* _What you should do_: Restate the listing below word for word, omitting any images.

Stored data
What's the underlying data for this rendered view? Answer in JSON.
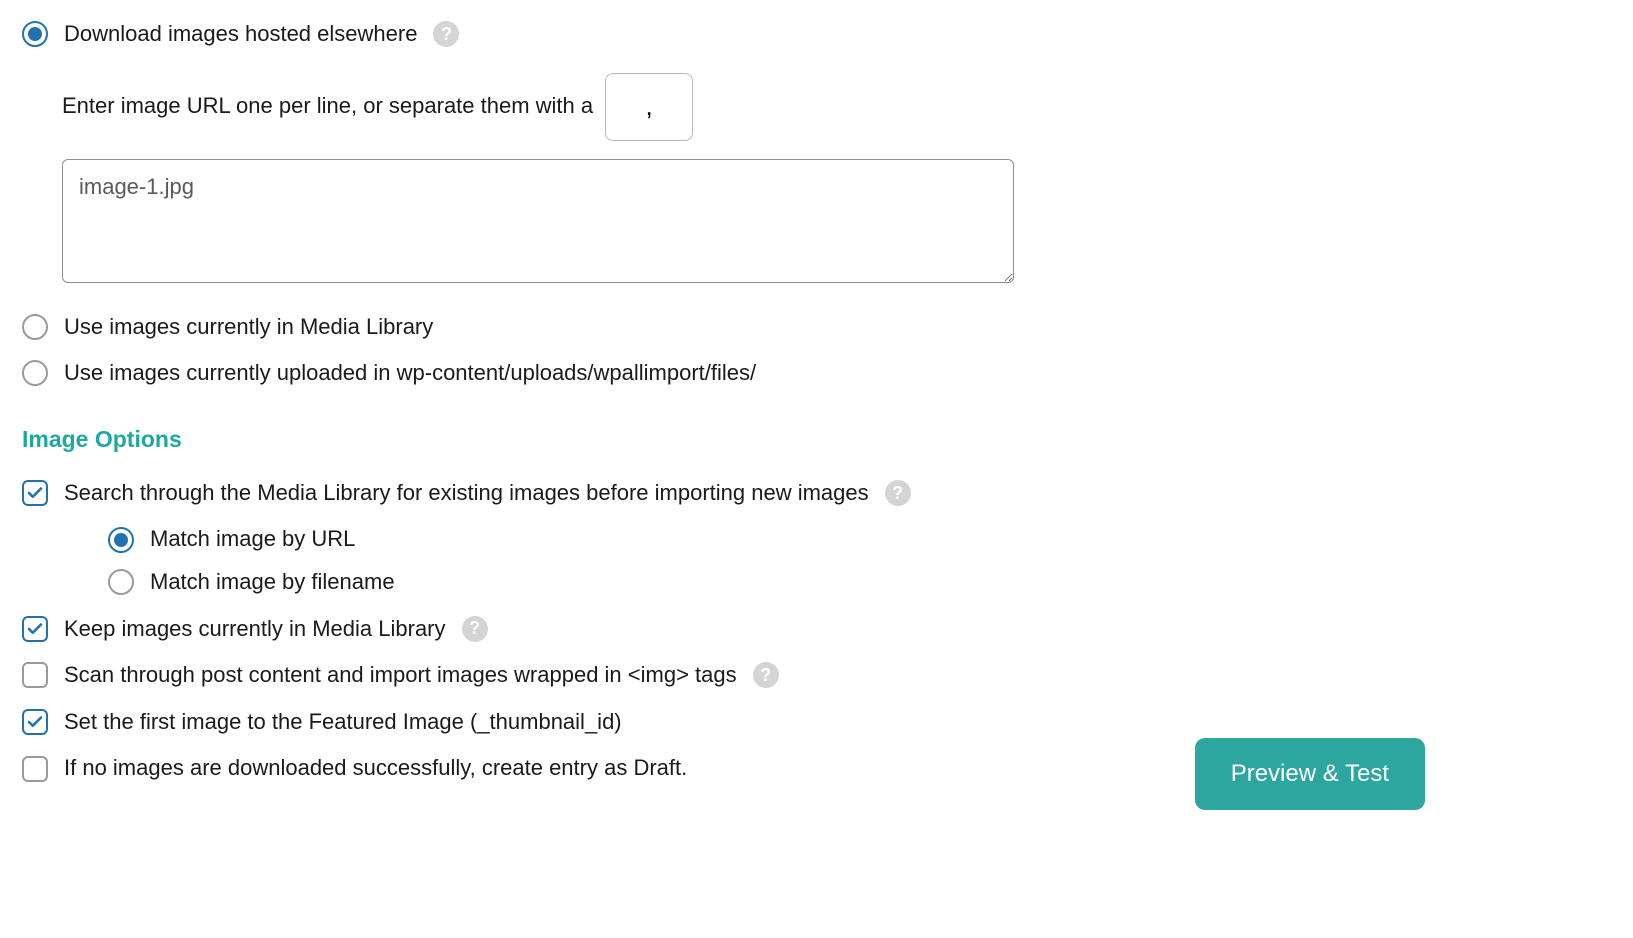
{
  "source": {
    "options": {
      "download": "Download images hosted elsewhere",
      "media_library": "Use images currently in Media Library",
      "uploads_folder": "Use images currently uploaded in wp-content/uploads/wpallimport/files/"
    },
    "url_hint": "Enter image URL one per line, or separate them with a",
    "separator": ",",
    "url_value": "image-1.jpg"
  },
  "section_title": "Image Options",
  "options": {
    "search_media": "Search through the Media Library for existing images before importing new images",
    "match_url": "Match image by URL",
    "match_filename": "Match image by filename",
    "keep_images": "Keep images currently in Media Library",
    "scan_content": "Scan through post content and import images wrapped in <img> tags",
    "set_featured": "Set the first image to the Featured Image (_thumbnail_id)",
    "draft_on_fail": "If no images are downloaded successfully, create entry as Draft."
  },
  "buttons": {
    "preview": "Preview & Test"
  },
  "help_glyph": "?"
}
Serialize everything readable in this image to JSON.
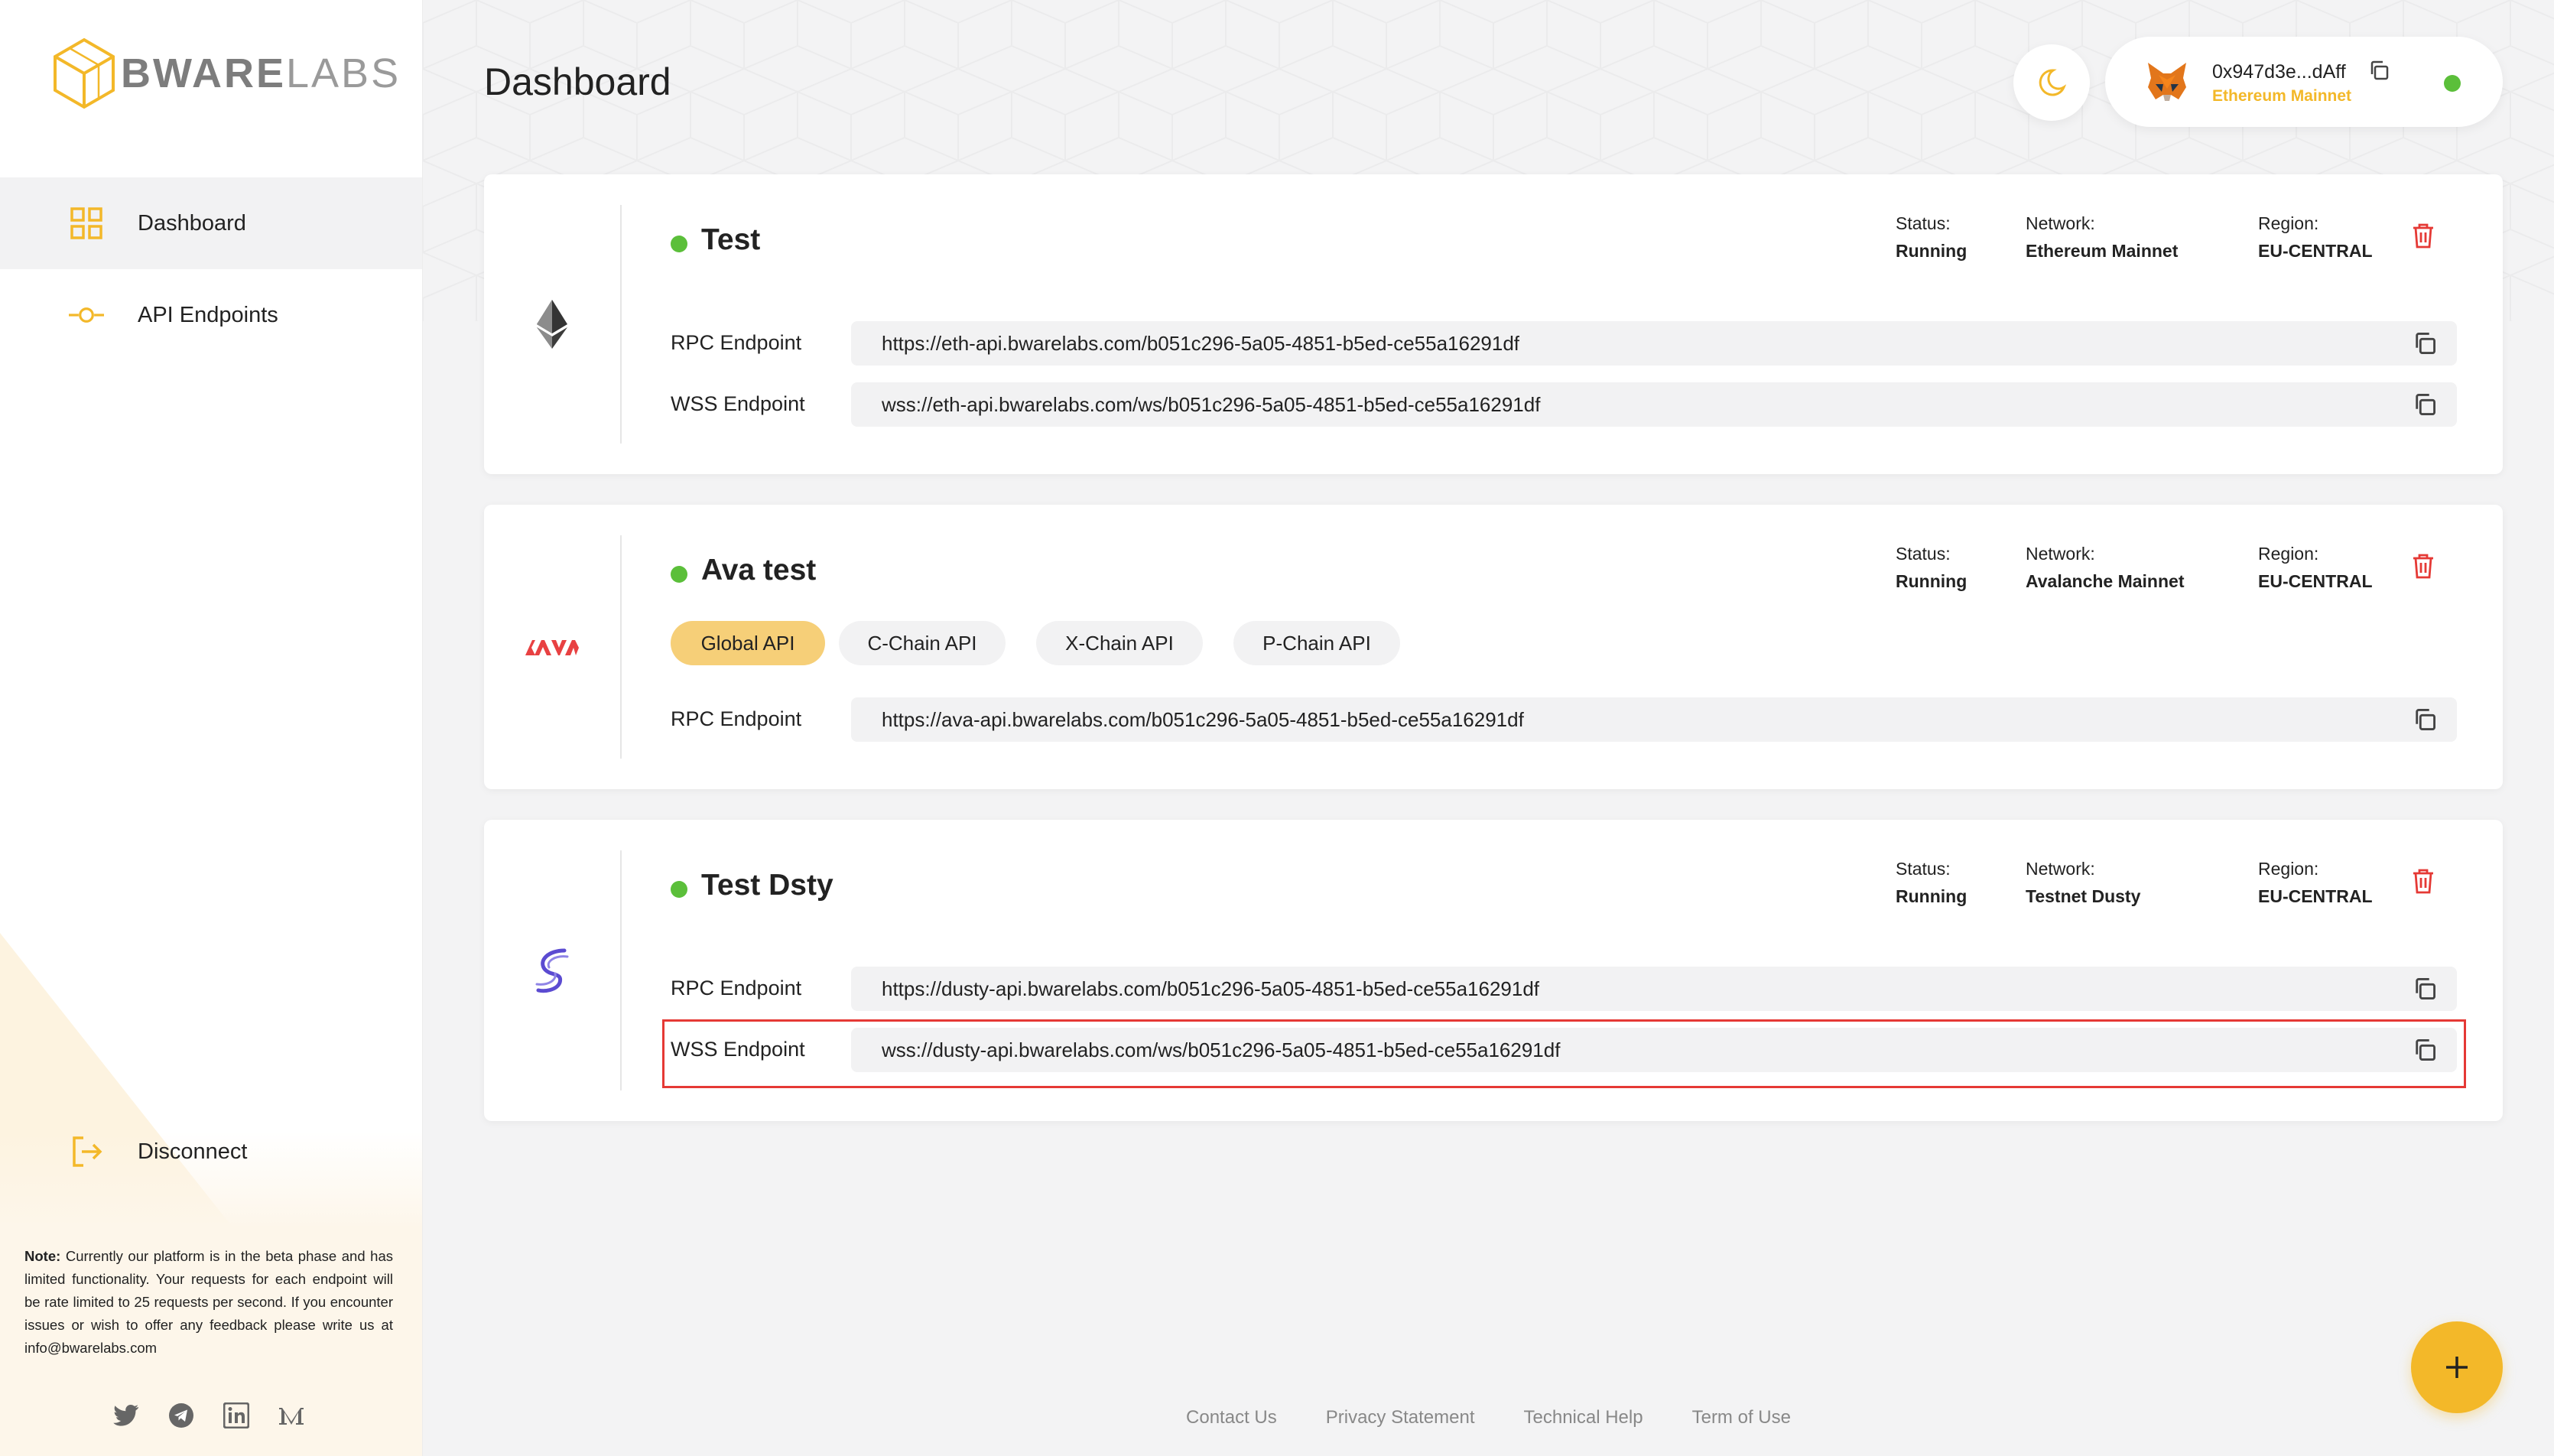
{
  "app": {
    "logo_text": "BWARELABS",
    "logo_bold": "BWARE",
    "logo_light": "LABS"
  },
  "sidebar": {
    "items": [
      {
        "label": "Dashboard",
        "icon": "grid-icon",
        "active": true
      },
      {
        "label": "API Endpoints",
        "icon": "endpoint-icon",
        "active": false
      }
    ],
    "disconnect_label": "Disconnect",
    "note_prefix": "Note:",
    "note_text": " Currently our platform is in the beta phase and has limited functionality. Your requests for each endpoint will be rate limited to 25 requests per second. If you encounter issues or wish to offer any feedback please write us at info@bwarelabs.com",
    "socials": [
      "twitter-icon",
      "telegram-icon",
      "linkedin-icon",
      "medium-icon"
    ]
  },
  "header": {
    "title": "Dashboard",
    "wallet_address": "0x947d3e...dAff",
    "wallet_network": "Ethereum Mainnet"
  },
  "cards": [
    {
      "name": "Test",
      "chain_icon": "ethereum-icon",
      "status_label": "Status:",
      "status_value": "Running",
      "network_label": "Network:",
      "network_value": "Ethereum Mainnet",
      "region_label": "Region:",
      "region_value": "EU-CENTRAL",
      "rpc_label": "RPC Endpoint",
      "rpc_url": "https://eth-api.bwarelabs.com/b051c296-5a05-4851-b5ed-ce55a16291df",
      "wss_label": "WSS Endpoint",
      "wss_url": "wss://eth-api.bwarelabs.com/ws/b051c296-5a05-4851-b5ed-ce55a16291df"
    },
    {
      "name": "Ava test",
      "chain_icon": "avalanche-icon",
      "status_label": "Status:",
      "status_value": "Running",
      "network_label": "Network:",
      "network_value": "Avalanche Mainnet",
      "region_label": "Region:",
      "region_value": "EU-CENTRAL",
      "tabs": [
        "Global API",
        "C-Chain API",
        "X-Chain API",
        "P-Chain API"
      ],
      "active_tab": "Global API",
      "rpc_label": "RPC Endpoint",
      "rpc_url": "https://ava-api.bwarelabs.com/b051c296-5a05-4851-b5ed-ce55a16291df"
    },
    {
      "name": "Test Dsty",
      "chain_icon": "dusty-icon",
      "status_label": "Status:",
      "status_value": "Running",
      "network_label": "Network:",
      "network_value": "Testnet Dusty",
      "region_label": "Region:",
      "region_value": "EU-CENTRAL",
      "rpc_label": "RPC Endpoint",
      "rpc_url": "https://dusty-api.bwarelabs.com/b051c296-5a05-4851-b5ed-ce55a16291df",
      "wss_label": "WSS Endpoint",
      "wss_url": "wss://dusty-api.bwarelabs.com/ws/b051c296-5a05-4851-b5ed-ce55a16291df"
    }
  ],
  "footer": {
    "links": [
      "Contact Us",
      "Privacy Statement",
      "Technical Help",
      "Term of Use"
    ]
  },
  "colors": {
    "accent": "#f3b829",
    "status_green": "#5bbf3a",
    "danger": "#e53935",
    "highlight": "#e53935"
  }
}
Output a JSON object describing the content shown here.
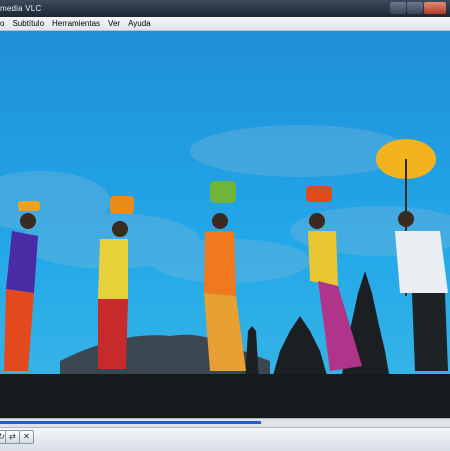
{
  "window": {
    "title": "media VLC"
  },
  "menu": {
    "items": [
      "o",
      "Subtítulo",
      "Herramientas",
      "Ver",
      "Ayuda"
    ]
  },
  "playback": {
    "progress_fraction": 0.58
  },
  "controls": {
    "loop_icon": "loop-icon",
    "playlist_icon": "shuffle-icon",
    "random_icon": "random-icon"
  },
  "colors": {
    "progress": "#2563c9",
    "sky": "#1fa3e0"
  }
}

* _Expected answer_:
What's the underlying data for this rendered view? Answer in JSON.
{
  "source": {
    "options": {
      "download": "Download images hosted elsewhere",
      "media_library": "Use images currently in Media Library",
      "uploads_folder": "Use images currently uploaded in wp-content/uploads/wpallimport/files/"
    },
    "url_hint": "Enter image URL one per line, or separate them with a",
    "separator": ",",
    "url_value": "image-1.jpg"
  },
  "section_title": "Image Options",
  "options": {
    "search_media": "Search through the Media Library for existing images before importing new images",
    "match_url": "Match image by URL",
    "match_filename": "Match image by filename",
    "keep_images": "Keep images currently in Media Library",
    "scan_content": "Scan through post content and import images wrapped in <img> tags",
    "set_featured": "Set the first image to the Featured Image (_thumbnail_id)",
    "draft_on_fail": "If no images are downloaded successfully, create entry as Draft."
  },
  "buttons": {
    "preview": "Preview & Test"
  },
  "help_glyph": "?"
}
Serialize everything readable in this image to JSON.
{
  "app": {
    "logo_text": "BWARELABS",
    "logo_bold": "BWARE",
    "logo_light": "LABS"
  },
  "sidebar": {
    "items": [
      {
        "label": "Dashboard",
        "icon": "grid-icon",
        "active": true
      },
      {
        "label": "API Endpoints",
        "icon": "endpoint-icon",
        "active": false
      }
    ],
    "disconnect_label": "Disconnect",
    "note_prefix": "Note:",
    "note_text": " Currently our platform is in the beta phase and has limited functionality. Your requests for each endpoint will be rate limited to 25 requests per second. If you encounter issues or wish to offer any feedback please write us at info@bwarelabs.com",
    "socials": [
      "twitter-icon",
      "telegram-icon",
      "linkedin-icon",
      "medium-icon"
    ]
  },
  "header": {
    "title": "Dashboard",
    "wallet_address": "0x947d3e...dAff",
    "wallet_network": "Ethereum Mainnet"
  },
  "cards": [
    {
      "name": "Test",
      "chain_icon": "ethereum-icon",
      "status_label": "Status:",
      "status_value": "Running",
      "network_label": "Network:",
      "network_value": "Ethereum Mainnet",
      "region_label": "Region:",
      "region_value": "EU-CENTRAL",
      "rpc_label": "RPC Endpoint",
      "rpc_url": "https://eth-api.bwarelabs.com/b051c296-5a05-4851-b5ed-ce55a16291df",
      "wss_label": "WSS Endpoint",
      "wss_url": "wss://eth-api.bwarelabs.com/ws/b051c296-5a05-4851-b5ed-ce55a16291df"
    },
    {
      "name": "Ava test",
      "chain_icon": "avalanche-icon",
      "status_label": "Status:",
      "status_value": "Running",
      "network_label": "Network:",
      "network_value": "Avalanche Mainnet",
      "region_label": "Region:",
      "region_value": "EU-CENTRAL",
      "tabs": [
        "Global API",
        "C-Chain API",
        "X-Chain API",
        "P-Chain API"
      ],
      "active_tab": "Global API",
      "rpc_label": "RPC Endpoint",
      "rpc_url": "https://ava-api.bwarelabs.com/b051c296-5a05-4851-b5ed-ce55a16291df"
    },
    {
      "name": "Test Dsty",
      "chain_icon": "dusty-icon",
      "status_label": "Status:",
      "status_value": "Running",
      "network_label": "Network:",
      "network_value": "Testnet Dusty",
      "region_label": "Region:",
      "region_value": "EU-CENTRAL",
      "rpc_label": "RPC Endpoint",
      "rpc_url": "https://dusty-api.bwarelabs.com/b051c296-5a05-4851-b5ed-ce55a16291df",
      "wss_label": "WSS Endpoint",
      "wss_url": "wss://dusty-api.bwarelabs.com/ws/b051c296-5a05-4851-b5ed-ce55a16291df"
    }
  ],
  "footer": {
    "links": [
      "Contact Us",
      "Privacy Statement",
      "Technical Help",
      "Term of Use"
    ]
  },
  "colors": {
    "accent": "#f3b829",
    "status_green": "#5bbf3a",
    "danger": "#e53935",
    "highlight": "#e53935"
  }
}
Output a JSON object describing the content shown here.
{
  "window": {
    "title": "media VLC"
  },
  "menu": {
    "items": [
      "o",
      "Subtítulo",
      "Herramientas",
      "Ver",
      "Ayuda"
    ]
  },
  "playback": {
    "progress_fraction": 0.58
  },
  "controls": {
    "loop_icon": "loop-icon",
    "playlist_icon": "shuffle-icon",
    "random_icon": "random-icon"
  },
  "colors": {
    "progress": "#2563c9",
    "sky": "#1fa3e0"
  }
}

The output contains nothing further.